> **What is required**: What you return should match every record exactly, with the images removed.

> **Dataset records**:
--*--

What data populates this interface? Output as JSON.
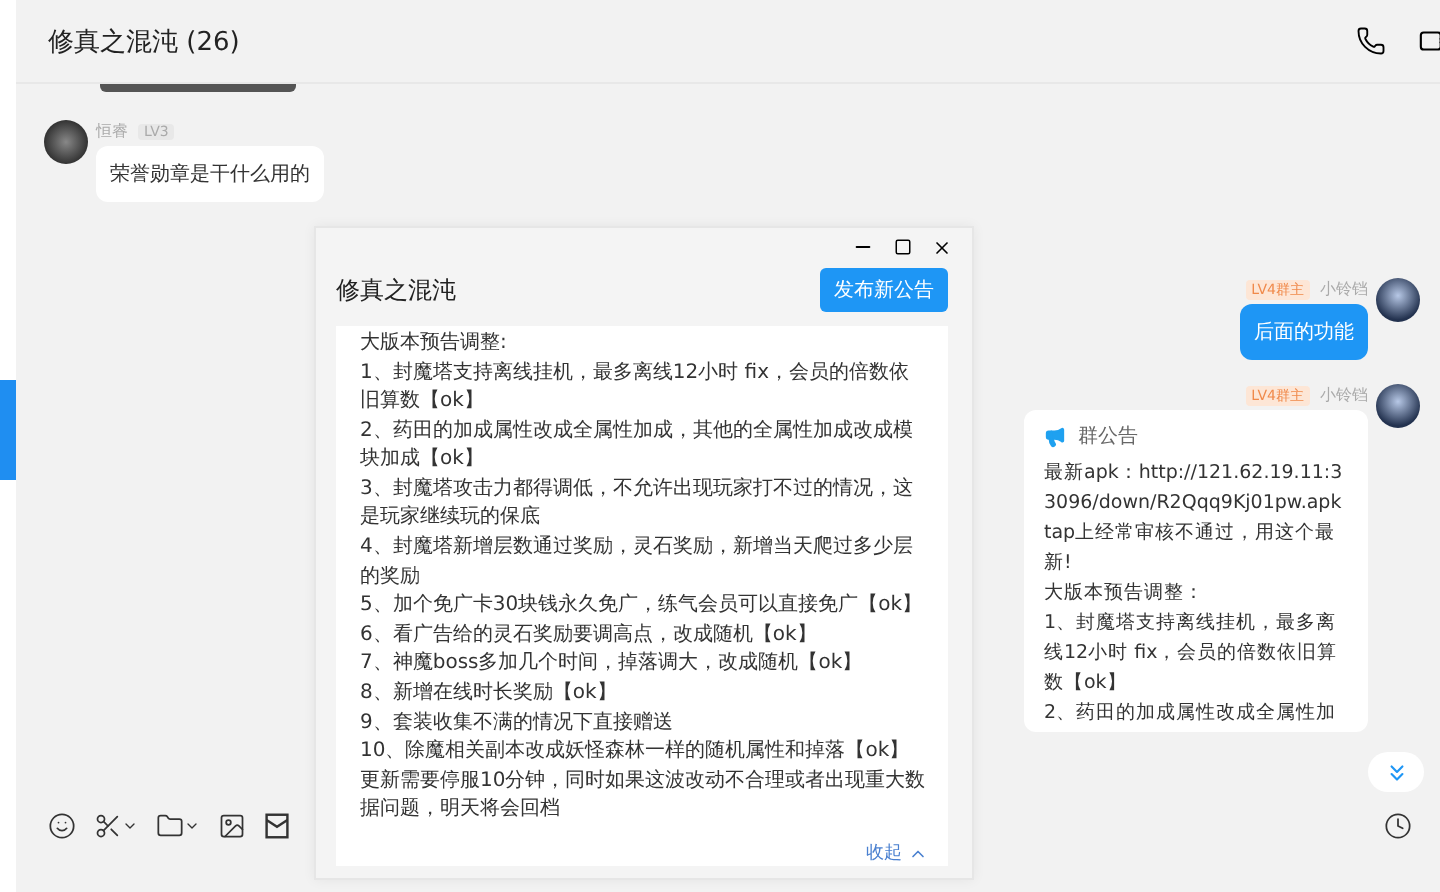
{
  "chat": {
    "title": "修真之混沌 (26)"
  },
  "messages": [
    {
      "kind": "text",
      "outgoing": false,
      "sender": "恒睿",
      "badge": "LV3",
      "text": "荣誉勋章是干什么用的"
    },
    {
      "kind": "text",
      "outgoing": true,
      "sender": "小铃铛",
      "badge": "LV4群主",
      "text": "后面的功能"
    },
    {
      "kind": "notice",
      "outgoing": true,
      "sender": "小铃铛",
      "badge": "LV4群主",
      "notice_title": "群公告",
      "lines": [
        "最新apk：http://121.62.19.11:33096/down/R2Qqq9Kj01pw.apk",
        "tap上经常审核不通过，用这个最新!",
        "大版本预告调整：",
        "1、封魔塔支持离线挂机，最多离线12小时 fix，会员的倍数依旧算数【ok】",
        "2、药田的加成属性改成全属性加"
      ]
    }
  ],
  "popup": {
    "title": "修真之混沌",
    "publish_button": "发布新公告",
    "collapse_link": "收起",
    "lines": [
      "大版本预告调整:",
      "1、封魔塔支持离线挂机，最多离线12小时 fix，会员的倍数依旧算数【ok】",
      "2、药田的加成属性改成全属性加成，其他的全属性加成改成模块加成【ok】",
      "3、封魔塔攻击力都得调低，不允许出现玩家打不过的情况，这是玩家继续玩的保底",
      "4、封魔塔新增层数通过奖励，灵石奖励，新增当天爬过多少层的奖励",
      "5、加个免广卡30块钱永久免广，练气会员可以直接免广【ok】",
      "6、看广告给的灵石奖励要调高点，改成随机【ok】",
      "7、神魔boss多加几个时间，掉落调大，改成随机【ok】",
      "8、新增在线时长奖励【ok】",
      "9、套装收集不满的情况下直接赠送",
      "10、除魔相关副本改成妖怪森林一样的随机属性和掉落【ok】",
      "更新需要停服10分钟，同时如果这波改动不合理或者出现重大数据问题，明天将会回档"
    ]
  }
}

--*--

> **Solution to this problem**:
What data populates this interface? Output as JSON.
{
  "chat": {
    "title": "修真之混沌 (26)"
  },
  "messages": [
    {
      "kind": "text",
      "outgoing": false,
      "sender": "恒睿",
      "badge": "LV3",
      "text": "荣誉勋章是干什么用的"
    },
    {
      "kind": "text",
      "outgoing": true,
      "sender": "小铃铛",
      "badge": "LV4群主",
      "text": "后面的功能"
    },
    {
      "kind": "notice",
      "outgoing": true,
      "sender": "小铃铛",
      "badge": "LV4群主",
      "notice_title": "群公告",
      "lines": [
        "最新apk：http://121.62.19.11:33096/down/R2Qqq9Kj01pw.apk",
        "tap上经常审核不通过，用这个最新!",
        "大版本预告调整：",
        "1、封魔塔支持离线挂机，最多离线12小时 fix，会员的倍数依旧算数【ok】",
        "2、药田的加成属性改成全属性加"
      ]
    }
  ],
  "popup": {
    "title": "修真之混沌",
    "publish_button": "发布新公告",
    "collapse_link": "收起",
    "lines": [
      "大版本预告调整:",
      "1、封魔塔支持离线挂机，最多离线12小时 fix，会员的倍数依旧算数【ok】",
      "2、药田的加成属性改成全属性加成，其他的全属性加成改成模块加成【ok】",
      "3、封魔塔攻击力都得调低，不允许出现玩家打不过的情况，这是玩家继续玩的保底",
      "4、封魔塔新增层数通过奖励，灵石奖励，新增当天爬过多少层的奖励",
      "5、加个免广卡30块钱永久免广，练气会员可以直接免广【ok】",
      "6、看广告给的灵石奖励要调高点，改成随机【ok】",
      "7、神魔boss多加几个时间，掉落调大，改成随机【ok】",
      "8、新增在线时长奖励【ok】",
      "9、套装收集不满的情况下直接赠送",
      "10、除魔相关副本改成妖怪森林一样的随机属性和掉落【ok】",
      "更新需要停服10分钟，同时如果这波改动不合理或者出现重大数据问题，明天将会回档"
    ]
  }
}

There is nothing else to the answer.